━━ Ausgangsdaten ━━

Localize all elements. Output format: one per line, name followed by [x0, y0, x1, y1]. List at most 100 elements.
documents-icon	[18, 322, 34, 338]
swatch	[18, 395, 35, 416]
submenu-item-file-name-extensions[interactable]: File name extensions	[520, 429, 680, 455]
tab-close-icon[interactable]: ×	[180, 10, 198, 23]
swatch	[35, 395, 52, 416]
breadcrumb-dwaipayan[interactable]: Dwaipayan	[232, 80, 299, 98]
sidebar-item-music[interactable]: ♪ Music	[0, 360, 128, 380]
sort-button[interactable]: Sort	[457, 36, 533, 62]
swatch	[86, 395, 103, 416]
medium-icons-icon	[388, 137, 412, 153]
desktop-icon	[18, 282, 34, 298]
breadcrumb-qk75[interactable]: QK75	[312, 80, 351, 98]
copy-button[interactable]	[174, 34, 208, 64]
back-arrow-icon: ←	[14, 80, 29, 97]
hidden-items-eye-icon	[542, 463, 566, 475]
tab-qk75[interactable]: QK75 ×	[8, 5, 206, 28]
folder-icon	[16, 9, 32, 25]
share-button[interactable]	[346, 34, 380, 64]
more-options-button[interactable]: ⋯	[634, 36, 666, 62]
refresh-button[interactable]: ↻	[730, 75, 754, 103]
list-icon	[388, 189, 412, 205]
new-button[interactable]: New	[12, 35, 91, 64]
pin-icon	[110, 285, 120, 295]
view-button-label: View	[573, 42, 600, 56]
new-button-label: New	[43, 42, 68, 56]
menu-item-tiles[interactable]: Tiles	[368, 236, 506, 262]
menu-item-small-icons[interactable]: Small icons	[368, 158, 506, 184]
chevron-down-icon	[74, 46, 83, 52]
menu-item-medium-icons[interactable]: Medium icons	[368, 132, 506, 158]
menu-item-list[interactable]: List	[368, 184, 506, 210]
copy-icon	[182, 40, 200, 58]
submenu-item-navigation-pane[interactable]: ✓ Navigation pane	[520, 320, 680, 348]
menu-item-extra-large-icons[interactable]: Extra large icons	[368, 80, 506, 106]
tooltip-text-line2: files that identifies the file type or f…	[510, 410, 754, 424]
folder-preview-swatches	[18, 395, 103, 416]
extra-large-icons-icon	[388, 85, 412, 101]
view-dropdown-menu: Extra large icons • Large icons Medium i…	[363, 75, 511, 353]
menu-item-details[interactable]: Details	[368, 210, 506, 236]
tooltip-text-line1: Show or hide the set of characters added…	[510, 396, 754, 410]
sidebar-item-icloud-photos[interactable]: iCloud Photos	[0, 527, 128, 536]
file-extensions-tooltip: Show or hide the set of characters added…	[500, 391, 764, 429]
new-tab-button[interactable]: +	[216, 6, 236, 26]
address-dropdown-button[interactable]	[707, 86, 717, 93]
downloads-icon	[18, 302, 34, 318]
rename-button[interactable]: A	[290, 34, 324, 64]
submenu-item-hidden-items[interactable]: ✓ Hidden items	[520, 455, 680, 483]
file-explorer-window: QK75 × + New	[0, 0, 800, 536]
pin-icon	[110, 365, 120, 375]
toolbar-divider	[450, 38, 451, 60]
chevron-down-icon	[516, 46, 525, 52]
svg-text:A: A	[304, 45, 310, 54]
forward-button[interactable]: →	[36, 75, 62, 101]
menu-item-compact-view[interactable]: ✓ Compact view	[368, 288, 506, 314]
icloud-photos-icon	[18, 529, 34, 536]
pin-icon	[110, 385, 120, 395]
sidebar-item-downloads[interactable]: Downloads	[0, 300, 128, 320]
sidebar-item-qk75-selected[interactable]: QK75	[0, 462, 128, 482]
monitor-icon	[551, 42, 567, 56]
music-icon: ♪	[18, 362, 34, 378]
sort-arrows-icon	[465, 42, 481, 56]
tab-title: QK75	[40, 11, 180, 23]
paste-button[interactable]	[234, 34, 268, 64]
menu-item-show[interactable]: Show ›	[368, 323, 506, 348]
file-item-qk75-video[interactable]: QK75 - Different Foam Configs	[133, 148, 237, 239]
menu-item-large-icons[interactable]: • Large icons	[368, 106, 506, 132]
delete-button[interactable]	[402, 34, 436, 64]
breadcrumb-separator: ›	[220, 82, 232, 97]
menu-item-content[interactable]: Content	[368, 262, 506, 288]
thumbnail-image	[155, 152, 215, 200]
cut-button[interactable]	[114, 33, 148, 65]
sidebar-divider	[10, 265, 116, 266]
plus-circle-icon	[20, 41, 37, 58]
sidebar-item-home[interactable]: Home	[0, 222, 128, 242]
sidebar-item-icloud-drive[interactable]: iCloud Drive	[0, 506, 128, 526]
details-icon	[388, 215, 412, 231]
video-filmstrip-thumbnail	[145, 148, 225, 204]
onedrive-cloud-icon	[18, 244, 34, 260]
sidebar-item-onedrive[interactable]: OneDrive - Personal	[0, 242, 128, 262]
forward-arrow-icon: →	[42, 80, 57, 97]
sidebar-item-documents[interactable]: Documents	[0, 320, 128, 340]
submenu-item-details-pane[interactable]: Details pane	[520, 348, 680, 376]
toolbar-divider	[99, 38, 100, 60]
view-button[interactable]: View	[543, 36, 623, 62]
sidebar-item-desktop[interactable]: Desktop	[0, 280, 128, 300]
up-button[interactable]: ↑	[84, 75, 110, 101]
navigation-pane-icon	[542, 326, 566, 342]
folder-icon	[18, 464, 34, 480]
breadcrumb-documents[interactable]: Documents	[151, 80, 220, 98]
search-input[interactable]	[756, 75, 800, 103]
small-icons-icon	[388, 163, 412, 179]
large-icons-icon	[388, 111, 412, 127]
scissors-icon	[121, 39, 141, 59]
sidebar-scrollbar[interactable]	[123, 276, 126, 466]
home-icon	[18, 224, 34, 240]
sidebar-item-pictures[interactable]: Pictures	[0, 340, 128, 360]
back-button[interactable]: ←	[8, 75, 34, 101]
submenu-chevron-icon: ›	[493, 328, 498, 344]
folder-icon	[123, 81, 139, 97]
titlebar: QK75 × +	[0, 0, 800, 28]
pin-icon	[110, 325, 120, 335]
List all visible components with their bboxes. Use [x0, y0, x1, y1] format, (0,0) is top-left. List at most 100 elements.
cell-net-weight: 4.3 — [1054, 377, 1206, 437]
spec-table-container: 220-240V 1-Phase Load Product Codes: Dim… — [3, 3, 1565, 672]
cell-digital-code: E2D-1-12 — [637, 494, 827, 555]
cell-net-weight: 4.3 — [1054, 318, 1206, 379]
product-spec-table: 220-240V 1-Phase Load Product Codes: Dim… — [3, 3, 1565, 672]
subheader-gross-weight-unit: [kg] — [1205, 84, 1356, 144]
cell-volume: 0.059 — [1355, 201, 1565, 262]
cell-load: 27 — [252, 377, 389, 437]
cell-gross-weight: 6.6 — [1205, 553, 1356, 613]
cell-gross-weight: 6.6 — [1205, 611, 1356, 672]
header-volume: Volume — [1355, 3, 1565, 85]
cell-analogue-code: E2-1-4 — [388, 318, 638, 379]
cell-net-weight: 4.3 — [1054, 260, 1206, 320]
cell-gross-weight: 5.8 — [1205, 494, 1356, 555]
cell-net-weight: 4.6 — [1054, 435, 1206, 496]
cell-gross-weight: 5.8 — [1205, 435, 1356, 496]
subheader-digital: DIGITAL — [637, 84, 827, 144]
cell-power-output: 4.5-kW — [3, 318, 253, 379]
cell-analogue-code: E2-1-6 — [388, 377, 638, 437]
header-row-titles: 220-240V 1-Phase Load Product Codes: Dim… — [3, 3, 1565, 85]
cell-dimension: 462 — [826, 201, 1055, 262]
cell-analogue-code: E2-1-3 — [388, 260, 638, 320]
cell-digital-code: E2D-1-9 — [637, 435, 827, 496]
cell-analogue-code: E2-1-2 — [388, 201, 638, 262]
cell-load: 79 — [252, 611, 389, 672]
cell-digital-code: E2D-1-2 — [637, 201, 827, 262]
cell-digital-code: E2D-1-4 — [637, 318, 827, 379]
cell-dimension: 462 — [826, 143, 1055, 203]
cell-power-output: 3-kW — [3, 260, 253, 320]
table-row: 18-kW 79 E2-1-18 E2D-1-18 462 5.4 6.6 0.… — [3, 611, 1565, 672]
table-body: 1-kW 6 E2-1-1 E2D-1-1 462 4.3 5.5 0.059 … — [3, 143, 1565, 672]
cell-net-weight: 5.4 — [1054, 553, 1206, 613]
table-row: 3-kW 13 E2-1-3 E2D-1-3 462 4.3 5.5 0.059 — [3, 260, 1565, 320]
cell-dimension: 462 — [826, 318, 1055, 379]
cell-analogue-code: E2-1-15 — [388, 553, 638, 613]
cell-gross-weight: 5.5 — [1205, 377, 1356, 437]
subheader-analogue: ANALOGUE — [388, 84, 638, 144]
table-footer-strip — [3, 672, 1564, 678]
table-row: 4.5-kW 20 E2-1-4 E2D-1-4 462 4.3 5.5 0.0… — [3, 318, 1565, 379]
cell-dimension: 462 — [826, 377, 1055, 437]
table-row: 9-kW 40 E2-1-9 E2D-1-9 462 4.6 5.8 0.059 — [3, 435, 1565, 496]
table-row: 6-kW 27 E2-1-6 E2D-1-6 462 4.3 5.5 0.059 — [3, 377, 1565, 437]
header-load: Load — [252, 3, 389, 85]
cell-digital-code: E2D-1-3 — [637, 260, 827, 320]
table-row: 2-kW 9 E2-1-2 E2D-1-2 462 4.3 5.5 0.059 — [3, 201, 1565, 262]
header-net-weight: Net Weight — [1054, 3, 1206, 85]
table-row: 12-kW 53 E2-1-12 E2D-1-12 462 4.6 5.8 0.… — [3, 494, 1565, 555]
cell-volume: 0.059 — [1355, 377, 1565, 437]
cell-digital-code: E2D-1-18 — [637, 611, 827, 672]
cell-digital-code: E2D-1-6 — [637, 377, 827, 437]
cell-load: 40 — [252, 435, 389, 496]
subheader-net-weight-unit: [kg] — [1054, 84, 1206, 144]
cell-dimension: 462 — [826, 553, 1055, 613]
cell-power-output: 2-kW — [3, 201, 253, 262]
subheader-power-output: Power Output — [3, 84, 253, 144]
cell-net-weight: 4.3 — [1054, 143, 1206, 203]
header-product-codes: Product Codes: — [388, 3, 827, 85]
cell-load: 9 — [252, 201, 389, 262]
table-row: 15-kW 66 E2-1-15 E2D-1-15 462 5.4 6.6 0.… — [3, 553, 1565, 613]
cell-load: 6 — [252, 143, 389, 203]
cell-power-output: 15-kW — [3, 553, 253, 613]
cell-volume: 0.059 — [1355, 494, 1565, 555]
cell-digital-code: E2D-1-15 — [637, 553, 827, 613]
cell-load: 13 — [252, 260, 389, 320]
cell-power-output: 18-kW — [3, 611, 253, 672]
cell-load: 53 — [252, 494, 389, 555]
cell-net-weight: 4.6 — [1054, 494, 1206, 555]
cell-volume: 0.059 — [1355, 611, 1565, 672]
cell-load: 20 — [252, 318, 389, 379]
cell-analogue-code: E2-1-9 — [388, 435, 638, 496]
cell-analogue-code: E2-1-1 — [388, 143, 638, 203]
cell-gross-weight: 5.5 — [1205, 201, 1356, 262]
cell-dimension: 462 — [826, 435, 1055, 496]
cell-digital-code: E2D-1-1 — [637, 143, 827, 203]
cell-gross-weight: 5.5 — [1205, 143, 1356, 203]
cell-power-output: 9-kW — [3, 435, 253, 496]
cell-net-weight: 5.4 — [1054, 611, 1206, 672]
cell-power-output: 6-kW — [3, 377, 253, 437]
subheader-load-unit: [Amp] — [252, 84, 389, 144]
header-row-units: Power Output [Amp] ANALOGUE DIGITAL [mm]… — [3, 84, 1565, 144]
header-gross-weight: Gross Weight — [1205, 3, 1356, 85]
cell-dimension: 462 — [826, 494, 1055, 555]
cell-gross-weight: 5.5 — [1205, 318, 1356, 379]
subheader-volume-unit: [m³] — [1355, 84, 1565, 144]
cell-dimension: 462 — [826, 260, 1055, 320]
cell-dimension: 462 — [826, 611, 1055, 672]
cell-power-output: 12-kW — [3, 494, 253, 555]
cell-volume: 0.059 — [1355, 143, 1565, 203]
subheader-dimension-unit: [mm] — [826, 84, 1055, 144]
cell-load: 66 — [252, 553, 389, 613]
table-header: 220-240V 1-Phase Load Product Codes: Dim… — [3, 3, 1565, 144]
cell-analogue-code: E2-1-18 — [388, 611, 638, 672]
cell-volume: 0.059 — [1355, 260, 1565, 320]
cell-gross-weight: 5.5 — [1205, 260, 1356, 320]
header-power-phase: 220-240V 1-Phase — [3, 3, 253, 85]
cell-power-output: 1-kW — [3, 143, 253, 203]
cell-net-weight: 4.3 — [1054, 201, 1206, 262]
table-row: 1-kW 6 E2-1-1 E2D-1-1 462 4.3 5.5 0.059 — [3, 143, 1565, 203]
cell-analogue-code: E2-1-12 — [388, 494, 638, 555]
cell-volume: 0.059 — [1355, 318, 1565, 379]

━━━

▸ Aufgabe
Aktualisiere den Teil des Materials, der mit dessen erster Zeile beginnt und mit der Zeile endet, die „395, 35, 416]“ enthält. Ersetze darin „swatch“ durch „color-sample“ und gib nur diese Zeilen sonst unverändert wieder.

▸ Schriftliche Antwort
Localize all elements. Output format: one per line, name followed by [x0, y0, x1, y1]. List at most 100 elements.
documents-icon	[18, 322, 34, 338]
color-sample	[18, 395, 35, 416]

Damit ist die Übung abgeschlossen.